Labeled box data:
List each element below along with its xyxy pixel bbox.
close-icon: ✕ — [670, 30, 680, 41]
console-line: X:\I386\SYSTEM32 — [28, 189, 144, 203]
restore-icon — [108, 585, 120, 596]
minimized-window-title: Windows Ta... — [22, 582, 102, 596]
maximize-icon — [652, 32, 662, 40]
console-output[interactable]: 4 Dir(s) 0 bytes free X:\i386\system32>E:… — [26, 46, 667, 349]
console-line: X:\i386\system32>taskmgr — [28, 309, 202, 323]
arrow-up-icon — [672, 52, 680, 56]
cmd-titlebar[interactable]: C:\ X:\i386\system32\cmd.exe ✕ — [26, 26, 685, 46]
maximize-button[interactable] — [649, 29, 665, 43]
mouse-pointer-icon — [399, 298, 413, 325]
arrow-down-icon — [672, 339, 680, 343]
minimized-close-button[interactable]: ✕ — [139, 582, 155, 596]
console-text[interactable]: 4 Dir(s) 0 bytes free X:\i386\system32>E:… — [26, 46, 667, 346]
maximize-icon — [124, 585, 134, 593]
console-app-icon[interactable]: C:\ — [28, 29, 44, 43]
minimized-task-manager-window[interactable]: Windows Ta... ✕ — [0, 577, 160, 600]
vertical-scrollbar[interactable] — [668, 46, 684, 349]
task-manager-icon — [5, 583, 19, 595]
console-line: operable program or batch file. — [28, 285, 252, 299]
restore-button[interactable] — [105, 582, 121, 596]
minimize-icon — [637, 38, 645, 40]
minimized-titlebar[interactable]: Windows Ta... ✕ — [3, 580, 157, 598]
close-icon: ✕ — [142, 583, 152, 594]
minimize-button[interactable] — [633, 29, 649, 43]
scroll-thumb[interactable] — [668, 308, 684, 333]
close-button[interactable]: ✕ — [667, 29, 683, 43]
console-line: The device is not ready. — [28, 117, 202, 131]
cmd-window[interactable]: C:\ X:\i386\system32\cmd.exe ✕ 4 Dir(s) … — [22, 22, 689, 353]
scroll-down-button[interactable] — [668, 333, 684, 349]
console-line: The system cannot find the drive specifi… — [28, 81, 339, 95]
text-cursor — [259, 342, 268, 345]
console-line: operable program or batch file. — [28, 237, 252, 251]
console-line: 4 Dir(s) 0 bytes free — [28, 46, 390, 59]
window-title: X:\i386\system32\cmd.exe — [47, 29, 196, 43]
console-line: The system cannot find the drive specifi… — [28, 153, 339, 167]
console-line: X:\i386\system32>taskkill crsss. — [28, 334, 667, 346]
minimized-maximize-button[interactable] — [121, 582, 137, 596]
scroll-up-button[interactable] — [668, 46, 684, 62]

*Objective:* Reproduce every line of the data above word for word.

*Completed exercise:*
List each element below along with its xyxy pixel bbox.
close-icon: ✕ — [670, 30, 680, 41]
console-line: X:\I386\SYSTEM32 — [28, 189, 144, 203]
restore-icon — [108, 585, 120, 596]
minimized-window-title: Windows Ta... — [22, 582, 102, 596]
maximize-icon — [652, 32, 662, 40]
console-output[interactable]: 4 Dir(s) 0 bytes free X:\i386\system32>E:… — [26, 46, 667, 349]
console-line: X:\i386\system32>taskmgr — [28, 309, 202, 323]
arrow-up-icon — [672, 52, 680, 56]
cmd-titlebar[interactable]: C:\ X:\i386\system32\cmd.exe ✕ — [26, 26, 685, 46]
maximize-button[interactable] — [649, 29, 665, 43]
mouse-pointer-icon — [399, 298, 413, 325]
arrow-down-icon — [672, 339, 680, 343]
minimized-close-button[interactable]: ✕ — [139, 582, 155, 596]
console-text[interactable]: 4 Dir(s) 0 bytes free X:\i386\system32>E:… — [26, 46, 667, 346]
maximize-icon — [124, 585, 134, 593]
console-app-icon[interactable]: C:\ — [28, 29, 44, 43]
minimized-task-manager-window[interactable]: Windows Ta... ✕ — [0, 577, 160, 600]
vertical-scrollbar[interactable] — [668, 46, 684, 349]
task-manager-icon — [5, 583, 19, 595]
console-line: operable program or batch file. — [28, 285, 252, 299]
restore-button[interactable] — [105, 582, 121, 596]
minimize-icon — [637, 38, 645, 40]
minimized-titlebar[interactable]: Windows Ta... ✕ — [3, 580, 157, 598]
close-icon: ✕ — [142, 583, 152, 594]
minimize-button[interactable] — [633, 29, 649, 43]
scroll-thumb[interactable] — [668, 308, 684, 333]
close-button[interactable]: ✕ — [667, 29, 683, 43]
console-line: The device is not ready. — [28, 117, 202, 131]
cmd-window[interactable]: C:\ X:\i386\system32\cmd.exe ✕ 4 Dir(s) … — [22, 22, 689, 353]
scroll-down-button[interactable] — [668, 333, 684, 349]
console-line: The system cannot find the drive specifi… — [28, 81, 339, 95]
text-cursor — [259, 342, 268, 345]
console-line: operable program or batch file. — [28, 237, 252, 251]
console-line: 4 Dir(s) 0 bytes free — [28, 46, 390, 59]
window-title: X:\i386\system32\cmd.exe — [47, 29, 196, 43]
console-line: The system cannot find the drive specifi… — [28, 153, 339, 167]
console-line: X:\i386\system32>taskkill crsss. — [28, 334, 667, 346]
minimized-maximize-button[interactable] — [121, 582, 137, 596]
scroll-up-button[interactable] — [668, 46, 684, 62]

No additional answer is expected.